**GIVEN EXERCISE:**
Write out the whole listing, matching it exactly.

Dataset items:
• • • • • • •
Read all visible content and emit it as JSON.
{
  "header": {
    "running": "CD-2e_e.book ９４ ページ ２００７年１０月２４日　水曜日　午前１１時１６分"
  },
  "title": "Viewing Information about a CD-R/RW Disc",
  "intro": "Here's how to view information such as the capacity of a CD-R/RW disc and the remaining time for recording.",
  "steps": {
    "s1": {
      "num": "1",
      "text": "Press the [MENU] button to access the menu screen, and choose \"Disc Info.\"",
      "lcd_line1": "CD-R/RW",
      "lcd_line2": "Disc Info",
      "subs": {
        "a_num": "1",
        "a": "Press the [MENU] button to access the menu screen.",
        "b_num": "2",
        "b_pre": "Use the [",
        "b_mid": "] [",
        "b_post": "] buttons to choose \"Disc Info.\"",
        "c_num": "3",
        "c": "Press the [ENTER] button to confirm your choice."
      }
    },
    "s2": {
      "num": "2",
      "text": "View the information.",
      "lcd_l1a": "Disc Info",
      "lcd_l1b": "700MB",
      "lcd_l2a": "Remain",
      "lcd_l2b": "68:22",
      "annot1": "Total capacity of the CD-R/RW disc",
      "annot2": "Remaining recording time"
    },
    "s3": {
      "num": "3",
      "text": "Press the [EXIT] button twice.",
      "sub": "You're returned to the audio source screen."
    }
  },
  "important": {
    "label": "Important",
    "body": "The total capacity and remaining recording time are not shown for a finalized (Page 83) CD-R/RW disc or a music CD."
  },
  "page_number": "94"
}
• • • • • • •
**RESULT OF THIS EXERCISE:**
Read all visible content and emit it as JSON.
{
  "header": {
    "running": "CD-2e_e.book ９４ ページ ２００７年１０月２４日　水曜日　午前１１時１６分"
  },
  "title": "Viewing Information about a CD-R/RW Disc",
  "intro": "Here's how to view information such as the capacity of a CD-R/RW disc and the remaining time for recording.",
  "steps": {
    "s1": {
      "num": "1",
      "text": "Press the [MENU] button to access the menu screen, and choose \"Disc Info.\"",
      "lcd_line1": "CD-R/RW",
      "lcd_line2": "Disc Info",
      "subs": {
        "a_num": "1",
        "a": "Press the [MENU] button to access the menu screen.",
        "b_num": "2",
        "b_pre": "Use the [",
        "b_mid": "] [",
        "b_post": "] buttons to choose \"Disc Info.\"",
        "c_num": "3",
        "c": "Press the [ENTER] button to confirm your choice."
      }
    },
    "s2": {
      "num": "2",
      "text": "View the information.",
      "lcd_l1a": "Disc Info",
      "lcd_l1b": "700MB",
      "lcd_l2a": "Remain",
      "lcd_l2b": "68:22",
      "annot1": "Total capacity of the CD-R/RW disc",
      "annot2": "Remaining recording time"
    },
    "s3": {
      "num": "3",
      "text": "Press the [EXIT] button twice.",
      "sub": "You're returned to the audio source screen."
    }
  },
  "important": {
    "label": "Important",
    "body": "The total capacity and remaining recording time are not shown for a finalized (Page 83) CD-R/RW disc or a music CD."
  },
  "page_number": "94"
}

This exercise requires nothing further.